[Source data]
──────────────────────────────
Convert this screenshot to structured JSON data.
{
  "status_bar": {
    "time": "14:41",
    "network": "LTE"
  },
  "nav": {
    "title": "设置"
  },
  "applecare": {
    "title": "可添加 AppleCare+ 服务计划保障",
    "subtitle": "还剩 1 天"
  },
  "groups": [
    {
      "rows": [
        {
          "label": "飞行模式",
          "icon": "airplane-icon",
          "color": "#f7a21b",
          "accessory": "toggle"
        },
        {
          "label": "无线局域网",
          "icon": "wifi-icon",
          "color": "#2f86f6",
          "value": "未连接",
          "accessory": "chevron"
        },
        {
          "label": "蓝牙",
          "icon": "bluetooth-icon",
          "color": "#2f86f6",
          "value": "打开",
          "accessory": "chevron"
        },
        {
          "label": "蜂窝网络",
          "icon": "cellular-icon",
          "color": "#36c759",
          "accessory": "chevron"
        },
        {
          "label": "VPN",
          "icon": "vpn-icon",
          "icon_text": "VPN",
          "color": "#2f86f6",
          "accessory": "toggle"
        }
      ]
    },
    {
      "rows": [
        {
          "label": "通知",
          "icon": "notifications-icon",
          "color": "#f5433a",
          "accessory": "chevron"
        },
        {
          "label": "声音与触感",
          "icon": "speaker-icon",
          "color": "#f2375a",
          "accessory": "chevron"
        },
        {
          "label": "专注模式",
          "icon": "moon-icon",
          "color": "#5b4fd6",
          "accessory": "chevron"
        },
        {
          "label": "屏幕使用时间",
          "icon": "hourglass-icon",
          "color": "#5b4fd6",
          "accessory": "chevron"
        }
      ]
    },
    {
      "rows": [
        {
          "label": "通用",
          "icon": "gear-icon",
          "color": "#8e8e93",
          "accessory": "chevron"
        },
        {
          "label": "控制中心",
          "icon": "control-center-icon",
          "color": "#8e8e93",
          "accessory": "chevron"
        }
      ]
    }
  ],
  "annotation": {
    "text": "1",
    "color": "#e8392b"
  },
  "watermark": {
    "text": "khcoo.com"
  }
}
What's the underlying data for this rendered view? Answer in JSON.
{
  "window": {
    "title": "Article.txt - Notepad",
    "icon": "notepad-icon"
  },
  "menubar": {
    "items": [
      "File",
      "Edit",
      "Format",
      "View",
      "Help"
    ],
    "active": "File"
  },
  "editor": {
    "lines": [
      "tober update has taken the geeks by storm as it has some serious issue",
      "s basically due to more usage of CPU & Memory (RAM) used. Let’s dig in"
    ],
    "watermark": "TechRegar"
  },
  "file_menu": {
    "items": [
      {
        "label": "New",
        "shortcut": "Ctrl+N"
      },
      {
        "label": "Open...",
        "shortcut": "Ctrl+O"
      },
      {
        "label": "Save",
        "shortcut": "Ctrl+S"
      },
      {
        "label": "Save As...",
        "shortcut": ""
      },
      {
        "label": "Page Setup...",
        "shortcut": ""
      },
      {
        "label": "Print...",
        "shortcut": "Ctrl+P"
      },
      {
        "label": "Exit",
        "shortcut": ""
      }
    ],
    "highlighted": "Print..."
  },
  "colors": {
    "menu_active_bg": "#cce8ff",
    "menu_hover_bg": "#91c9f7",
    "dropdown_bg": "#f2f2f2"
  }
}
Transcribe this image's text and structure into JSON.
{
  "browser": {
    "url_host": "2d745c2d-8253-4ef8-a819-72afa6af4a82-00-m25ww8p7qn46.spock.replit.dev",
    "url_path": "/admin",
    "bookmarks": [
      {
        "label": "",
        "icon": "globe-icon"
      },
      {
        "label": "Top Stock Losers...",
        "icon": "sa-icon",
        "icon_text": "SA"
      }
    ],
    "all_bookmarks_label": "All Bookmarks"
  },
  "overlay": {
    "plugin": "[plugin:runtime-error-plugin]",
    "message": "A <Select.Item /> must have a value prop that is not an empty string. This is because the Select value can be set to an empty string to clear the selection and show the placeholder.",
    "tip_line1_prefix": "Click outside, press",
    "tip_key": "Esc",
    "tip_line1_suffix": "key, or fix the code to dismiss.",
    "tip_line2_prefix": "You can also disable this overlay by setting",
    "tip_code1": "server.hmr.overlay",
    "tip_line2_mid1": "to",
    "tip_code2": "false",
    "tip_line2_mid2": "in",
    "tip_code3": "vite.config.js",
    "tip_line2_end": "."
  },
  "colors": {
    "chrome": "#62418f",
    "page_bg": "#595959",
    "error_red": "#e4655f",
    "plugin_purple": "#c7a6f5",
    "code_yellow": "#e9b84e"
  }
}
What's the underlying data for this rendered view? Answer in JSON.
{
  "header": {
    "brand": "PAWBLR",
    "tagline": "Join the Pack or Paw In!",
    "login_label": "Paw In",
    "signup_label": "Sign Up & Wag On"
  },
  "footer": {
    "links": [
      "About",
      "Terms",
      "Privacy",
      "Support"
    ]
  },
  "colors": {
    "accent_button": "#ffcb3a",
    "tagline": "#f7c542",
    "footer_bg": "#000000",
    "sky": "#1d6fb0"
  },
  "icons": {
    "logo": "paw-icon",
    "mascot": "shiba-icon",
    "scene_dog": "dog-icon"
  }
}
──────────────────────────────
Problem to work on
Transcribe every entry exactly.

Complete answer
Convert this screenshot to structured JSON data.
{
  "status_bar": {
    "time": "14:41",
    "network": "LTE"
  },
  "nav": {
    "title": "设置"
  },
  "applecare": {
    "title": "可添加 AppleCare+ 服务计划保障",
    "subtitle": "还剩 1 天"
  },
  "groups": [
    {
      "rows": [
        {
          "label": "飞行模式",
          "icon": "airplane-icon",
          "color": "#f7a21b",
          "accessory": "toggle"
        },
        {
          "label": "无线局域网",
          "icon": "wifi-icon",
          "color": "#2f86f6",
          "value": "未连接",
          "accessory": "chevron"
        },
        {
          "label": "蓝牙",
          "icon": "bluetooth-icon",
          "color": "#2f86f6",
          "value": "打开",
          "accessory": "chevron"
        },
        {
          "label": "蜂窝网络",
          "icon": "cellular-icon",
          "color": "#36c759",
          "accessory": "chevron"
        },
        {
          "label": "VPN",
          "icon": "vpn-icon",
          "icon_text": "VPN",
          "color": "#2f86f6",
          "accessory": "toggle"
        }
      ]
    },
    {
      "rows": [
        {
          "label": "通知",
          "icon": "notifications-icon",
          "color": "#f5433a",
          "accessory": "chevron"
        },
        {
          "label": "声音与触感",
          "icon": "speaker-icon",
          "color": "#f2375a",
          "accessory": "chevron"
        },
        {
          "label": "专注模式",
          "icon": "moon-icon",
          "color": "#5b4fd6",
          "accessory": "chevron"
        },
        {
          "label": "屏幕使用时间",
          "icon": "hourglass-icon",
          "color": "#5b4fd6",
          "accessory": "chevron"
        }
      ]
    },
    {
      "rows": [
        {
          "label": "通用",
          "icon": "gear-icon",
          "color": "#8e8e93",
          "accessory": "chevron"
        },
        {
          "label": "控制中心",
          "icon": "control-center-icon",
          "color": "#8e8e93",
          "accessory": "chevron"
        }
      ]
    }
  ],
  "annotation": {
    "text": "1",
    "color": "#e8392b"
  },
  "watermark": {
    "text": "khcoo.com"
  }
}
What's the underlying data for this rendered view? Answer in JSON.
{
  "window": {
    "title": "Article.txt - Notepad",
    "icon": "notepad-icon"
  },
  "menubar": {
    "items": [
      "File",
      "Edit",
      "Format",
      "View",
      "Help"
    ],
    "active": "File"
  },
  "editor": {
    "lines": [
      "tober update has taken the geeks by storm as it has some serious issue",
      "s basically due to more usage of CPU & Memory (RAM) used. Let’s dig in"
    ],
    "watermark": "TechRegar"
  },
  "file_menu": {
    "items": [
      {
        "label": "New",
        "shortcut": "Ctrl+N"
      },
      {
        "label": "Open...",
        "shortcut": "Ctrl+O"
      },
      {
        "label": "Save",
        "shortcut": "Ctrl+S"
      },
      {
        "label": "Save As...",
        "shortcut": ""
      },
      {
        "label": "Page Setup...",
        "shortcut": ""
      },
      {
        "label": "Print...",
        "shortcut": "Ctrl+P"
      },
      {
        "label": "Exit",
        "shortcut": ""
      }
    ],
    "highlighted": "Print..."
  },
  "colors": {
    "menu_active_bg": "#cce8ff",
    "menu_hover_bg": "#91c9f7",
    "dropdown_bg": "#f2f2f2"
  }
}
Transcribe this image's text and structure into JSON.
{
  "browser": {
    "url_host": "2d745c2d-8253-4ef8-a819-72afa6af4a82-00-m25ww8p7qn46.spock.replit.dev",
    "url_path": "/admin",
    "bookmarks": [
      {
        "label": "",
        "icon": "globe-icon"
      },
      {
        "label": "Top Stock Losers...",
        "icon": "sa-icon",
        "icon_text": "SA"
      }
    ],
    "all_bookmarks_label": "All Bookmarks"
  },
  "overlay": {
    "plugin": "[plugin:runtime-error-plugin]",
    "message": "A <Select.Item /> must have a value prop that is not an empty string. This is because the Select value can be set to an empty string to clear the selection and show the placeholder.",
    "tip_line1_prefix": "Click outside, press",
    "tip_key": "Esc",
    "tip_line1_suffix": "key, or fix the code to dismiss.",
    "tip_line2_prefix": "You can also disable this overlay by setting",
    "tip_code1": "server.hmr.overlay",
    "tip_line2_mid1": "to",
    "tip_code2": "false",
    "tip_line2_mid2": "in",
    "tip_code3": "vite.config.js",
    "tip_line2_end": "."
  },
  "colors": {
    "chrome": "#62418f",
    "page_bg": "#595959",
    "error_red": "#e4655f",
    "plugin_purple": "#c7a6f5",
    "code_yellow": "#e9b84e"
  }
}
What's the underlying data for this rendered view? Answer in JSON.
{
  "header": {
    "brand": "PAWBLR",
    "tagline": "Join the Pack or Paw In!",
    "login_label": "Paw In",
    "signup_label": "Sign Up & Wag On"
  },
  "footer": {
    "links": [
      "About",
      "Terms",
      "Privacy",
      "Support"
    ]
  },
  "colors": {
    "accent_button": "#ffcb3a",
    "tagline": "#f7c542",
    "footer_bg": "#000000",
    "sky": "#1d6fb0"
  },
  "icons": {
    "logo": "paw-icon",
    "mascot": "shiba-icon",
    "scene_dog": "dog-icon"
  }
}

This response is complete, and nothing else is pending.